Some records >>
------------

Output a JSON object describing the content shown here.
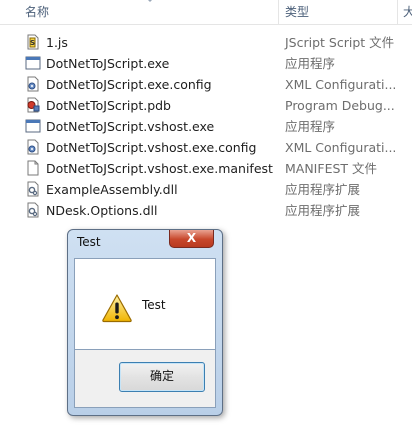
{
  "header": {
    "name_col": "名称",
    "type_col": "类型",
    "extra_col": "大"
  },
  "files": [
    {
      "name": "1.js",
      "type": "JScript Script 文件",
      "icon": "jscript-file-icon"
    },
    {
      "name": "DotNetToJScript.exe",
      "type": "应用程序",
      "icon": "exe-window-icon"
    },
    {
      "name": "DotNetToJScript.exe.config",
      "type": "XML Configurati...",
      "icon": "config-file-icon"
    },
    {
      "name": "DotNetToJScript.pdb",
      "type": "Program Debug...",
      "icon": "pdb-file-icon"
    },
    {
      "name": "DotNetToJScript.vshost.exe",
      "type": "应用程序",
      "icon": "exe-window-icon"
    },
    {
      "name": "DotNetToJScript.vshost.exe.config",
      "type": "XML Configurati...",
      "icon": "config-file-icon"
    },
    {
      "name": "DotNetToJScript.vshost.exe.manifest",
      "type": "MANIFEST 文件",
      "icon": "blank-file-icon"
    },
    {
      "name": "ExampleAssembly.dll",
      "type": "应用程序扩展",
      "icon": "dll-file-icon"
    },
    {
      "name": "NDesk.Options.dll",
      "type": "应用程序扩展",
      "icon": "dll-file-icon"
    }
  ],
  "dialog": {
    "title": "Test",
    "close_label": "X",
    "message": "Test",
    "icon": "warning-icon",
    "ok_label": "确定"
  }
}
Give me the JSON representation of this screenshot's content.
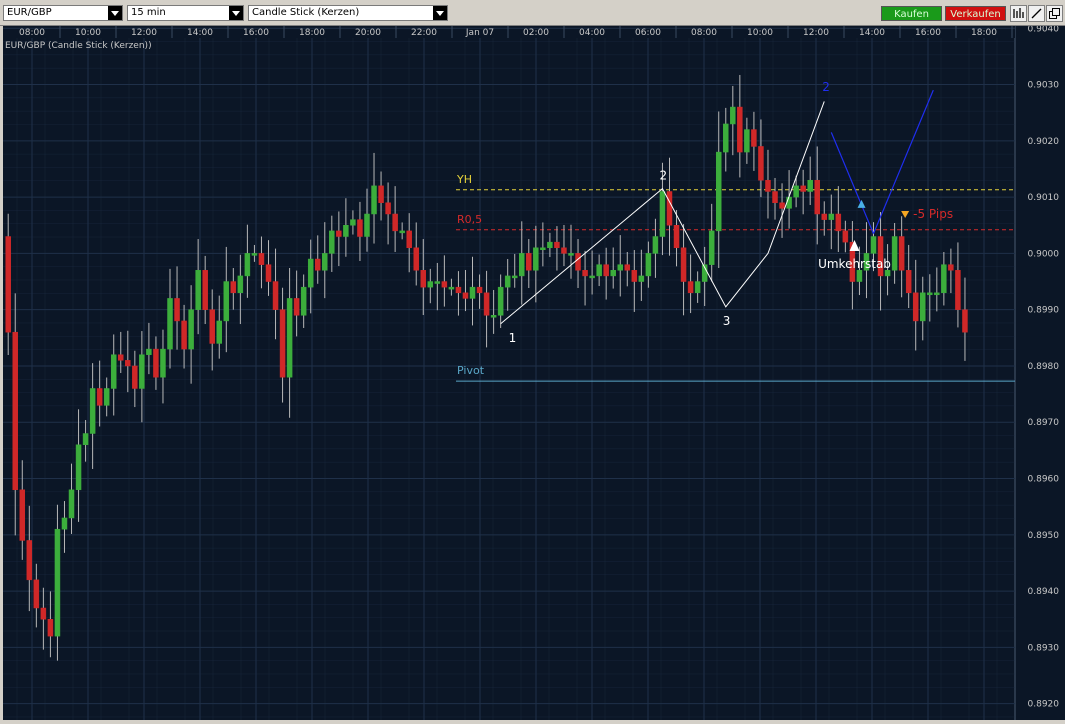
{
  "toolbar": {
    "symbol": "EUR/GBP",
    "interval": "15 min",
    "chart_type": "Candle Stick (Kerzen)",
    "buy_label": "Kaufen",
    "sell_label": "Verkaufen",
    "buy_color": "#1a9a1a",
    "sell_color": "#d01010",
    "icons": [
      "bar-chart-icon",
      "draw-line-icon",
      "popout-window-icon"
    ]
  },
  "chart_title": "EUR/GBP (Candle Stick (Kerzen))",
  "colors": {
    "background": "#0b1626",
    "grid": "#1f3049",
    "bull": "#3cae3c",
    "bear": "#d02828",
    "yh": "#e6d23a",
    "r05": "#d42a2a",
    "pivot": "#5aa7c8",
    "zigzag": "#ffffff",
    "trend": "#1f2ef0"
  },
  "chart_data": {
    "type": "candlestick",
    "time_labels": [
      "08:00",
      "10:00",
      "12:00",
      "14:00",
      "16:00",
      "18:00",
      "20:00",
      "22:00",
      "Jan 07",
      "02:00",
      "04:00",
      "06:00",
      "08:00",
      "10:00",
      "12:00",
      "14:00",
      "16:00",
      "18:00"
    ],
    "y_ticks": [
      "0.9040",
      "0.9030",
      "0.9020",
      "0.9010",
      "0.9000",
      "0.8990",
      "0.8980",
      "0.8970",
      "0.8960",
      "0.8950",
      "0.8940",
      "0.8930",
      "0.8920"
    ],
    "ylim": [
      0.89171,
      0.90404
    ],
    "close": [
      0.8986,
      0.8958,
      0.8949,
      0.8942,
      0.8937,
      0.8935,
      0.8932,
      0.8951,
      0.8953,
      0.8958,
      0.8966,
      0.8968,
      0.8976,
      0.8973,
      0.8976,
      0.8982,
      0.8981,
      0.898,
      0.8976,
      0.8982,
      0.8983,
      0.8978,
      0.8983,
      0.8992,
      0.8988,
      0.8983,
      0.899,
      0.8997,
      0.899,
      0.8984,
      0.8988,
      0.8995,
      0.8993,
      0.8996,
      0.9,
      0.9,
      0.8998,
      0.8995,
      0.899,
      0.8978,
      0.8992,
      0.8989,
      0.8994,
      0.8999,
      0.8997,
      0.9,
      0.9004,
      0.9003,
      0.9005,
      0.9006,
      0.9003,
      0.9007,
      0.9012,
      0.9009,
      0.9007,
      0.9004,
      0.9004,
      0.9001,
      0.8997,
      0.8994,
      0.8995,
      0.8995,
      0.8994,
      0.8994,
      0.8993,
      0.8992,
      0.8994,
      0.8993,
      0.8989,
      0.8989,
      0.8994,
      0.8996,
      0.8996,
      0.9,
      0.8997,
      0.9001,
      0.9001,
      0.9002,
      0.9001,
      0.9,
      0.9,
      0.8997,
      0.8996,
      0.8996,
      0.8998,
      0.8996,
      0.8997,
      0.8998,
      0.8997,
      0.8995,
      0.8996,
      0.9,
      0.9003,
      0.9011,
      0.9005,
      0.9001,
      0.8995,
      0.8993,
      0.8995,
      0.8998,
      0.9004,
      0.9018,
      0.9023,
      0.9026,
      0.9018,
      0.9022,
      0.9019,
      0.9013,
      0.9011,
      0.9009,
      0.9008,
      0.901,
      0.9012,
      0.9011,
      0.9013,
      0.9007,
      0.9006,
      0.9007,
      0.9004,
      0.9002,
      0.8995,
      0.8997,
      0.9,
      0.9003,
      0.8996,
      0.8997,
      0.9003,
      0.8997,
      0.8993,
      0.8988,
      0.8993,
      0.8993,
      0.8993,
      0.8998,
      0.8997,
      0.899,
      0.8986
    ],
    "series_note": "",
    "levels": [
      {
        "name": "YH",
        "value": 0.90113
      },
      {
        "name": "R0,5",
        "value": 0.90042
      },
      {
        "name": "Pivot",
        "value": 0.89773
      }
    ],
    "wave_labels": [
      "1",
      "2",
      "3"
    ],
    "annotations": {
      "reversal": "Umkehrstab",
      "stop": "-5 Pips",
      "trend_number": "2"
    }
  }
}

------------

Given problem >> Exactly reproduce each record, leaving out any pictures.

Solved exercise >>
Output a JSON object describing the content shown here.
{
  "header": {
    "name_col": "名称",
    "type_col": "类型",
    "extra_col": "大"
  },
  "files": [
    {
      "name": "1.js",
      "type": "JScript Script 文件",
      "icon": "jscript-file-icon"
    },
    {
      "name": "DotNetToJScript.exe",
      "type": "应用程序",
      "icon": "exe-window-icon"
    },
    {
      "name": "DotNetToJScript.exe.config",
      "type": "XML Configurati...",
      "icon": "config-file-icon"
    },
    {
      "name": "DotNetToJScript.pdb",
      "type": "Program Debug...",
      "icon": "pdb-file-icon"
    },
    {
      "name": "DotNetToJScript.vshost.exe",
      "type": "应用程序",
      "icon": "exe-window-icon"
    },
    {
      "name": "DotNetToJScript.vshost.exe.config",
      "type": "XML Configurati...",
      "icon": "config-file-icon"
    },
    {
      "name": "DotNetToJScript.vshost.exe.manifest",
      "type": "MANIFEST 文件",
      "icon": "blank-file-icon"
    },
    {
      "name": "ExampleAssembly.dll",
      "type": "应用程序扩展",
      "icon": "dll-file-icon"
    },
    {
      "name": "NDesk.Options.dll",
      "type": "应用程序扩展",
      "icon": "dll-file-icon"
    }
  ],
  "dialog": {
    "title": "Test",
    "close_label": "X",
    "message": "Test",
    "icon": "warning-icon",
    "ok_label": "确定"
  }
}
Give me the JSON representation of this screenshot's content.
{
  "toolbar": {
    "symbol": "EUR/GBP",
    "interval": "15 min",
    "chart_type": "Candle Stick (Kerzen)",
    "buy_label": "Kaufen",
    "sell_label": "Verkaufen",
    "buy_color": "#1a9a1a",
    "sell_color": "#d01010",
    "icons": [
      "bar-chart-icon",
      "draw-line-icon",
      "popout-window-icon"
    ]
  },
  "chart_title": "EUR/GBP (Candle Stick (Kerzen))",
  "colors": {
    "background": "#0b1626",
    "grid": "#1f3049",
    "bull": "#3cae3c",
    "bear": "#d02828",
    "yh": "#e6d23a",
    "r05": "#d42a2a",
    "pivot": "#5aa7c8",
    "zigzag": "#ffffff",
    "trend": "#1f2ef0"
  },
  "chart_data": {
    "type": "candlestick",
    "time_labels": [
      "08:00",
      "10:00",
      "12:00",
      "14:00",
      "16:00",
      "18:00",
      "20:00",
      "22:00",
      "Jan 07",
      "02:00",
      "04:00",
      "06:00",
      "08:00",
      "10:00",
      "12:00",
      "14:00",
      "16:00",
      "18:00"
    ],
    "y_ticks": [
      "0.9040",
      "0.9030",
      "0.9020",
      "0.9010",
      "0.9000",
      "0.8990",
      "0.8980",
      "0.8970",
      "0.8960",
      "0.8950",
      "0.8940",
      "0.8930",
      "0.8920"
    ],
    "ylim": [
      0.89171,
      0.90404
    ],
    "close": [
      0.8986,
      0.8958,
      0.8949,
      0.8942,
      0.8937,
      0.8935,
      0.8932,
      0.8951,
      0.8953,
      0.8958,
      0.8966,
      0.8968,
      0.8976,
      0.8973,
      0.8976,
      0.8982,
      0.8981,
      0.898,
      0.8976,
      0.8982,
      0.8983,
      0.8978,
      0.8983,
      0.8992,
      0.8988,
      0.8983,
      0.899,
      0.8997,
      0.899,
      0.8984,
      0.8988,
      0.8995,
      0.8993,
      0.8996,
      0.9,
      0.9,
      0.8998,
      0.8995,
      0.899,
      0.8978,
      0.8992,
      0.8989,
      0.8994,
      0.8999,
      0.8997,
      0.9,
      0.9004,
      0.9003,
      0.9005,
      0.9006,
      0.9003,
      0.9007,
      0.9012,
      0.9009,
      0.9007,
      0.9004,
      0.9004,
      0.9001,
      0.8997,
      0.8994,
      0.8995,
      0.8995,
      0.8994,
      0.8994,
      0.8993,
      0.8992,
      0.8994,
      0.8993,
      0.8989,
      0.8989,
      0.8994,
      0.8996,
      0.8996,
      0.9,
      0.8997,
      0.9001,
      0.9001,
      0.9002,
      0.9001,
      0.9,
      0.9,
      0.8997,
      0.8996,
      0.8996,
      0.8998,
      0.8996,
      0.8997,
      0.8998,
      0.8997,
      0.8995,
      0.8996,
      0.9,
      0.9003,
      0.9011,
      0.9005,
      0.9001,
      0.8995,
      0.8993,
      0.8995,
      0.8998,
      0.9004,
      0.9018,
      0.9023,
      0.9026,
      0.9018,
      0.9022,
      0.9019,
      0.9013,
      0.9011,
      0.9009,
      0.9008,
      0.901,
      0.9012,
      0.9011,
      0.9013,
      0.9007,
      0.9006,
      0.9007,
      0.9004,
      0.9002,
      0.8995,
      0.8997,
      0.9,
      0.9003,
      0.8996,
      0.8997,
      0.9003,
      0.8997,
      0.8993,
      0.8988,
      0.8993,
      0.8993,
      0.8993,
      0.8998,
      0.8997,
      0.899,
      0.8986
    ],
    "series_note": "",
    "levels": [
      {
        "name": "YH",
        "value": 0.90113
      },
      {
        "name": "R0,5",
        "value": 0.90042
      },
      {
        "name": "Pivot",
        "value": 0.89773
      }
    ],
    "wave_labels": [
      "1",
      "2",
      "3"
    ],
    "annotations": {
      "reversal": "Umkehrstab",
      "stop": "-5 Pips",
      "trend_number": "2"
    }
  }
}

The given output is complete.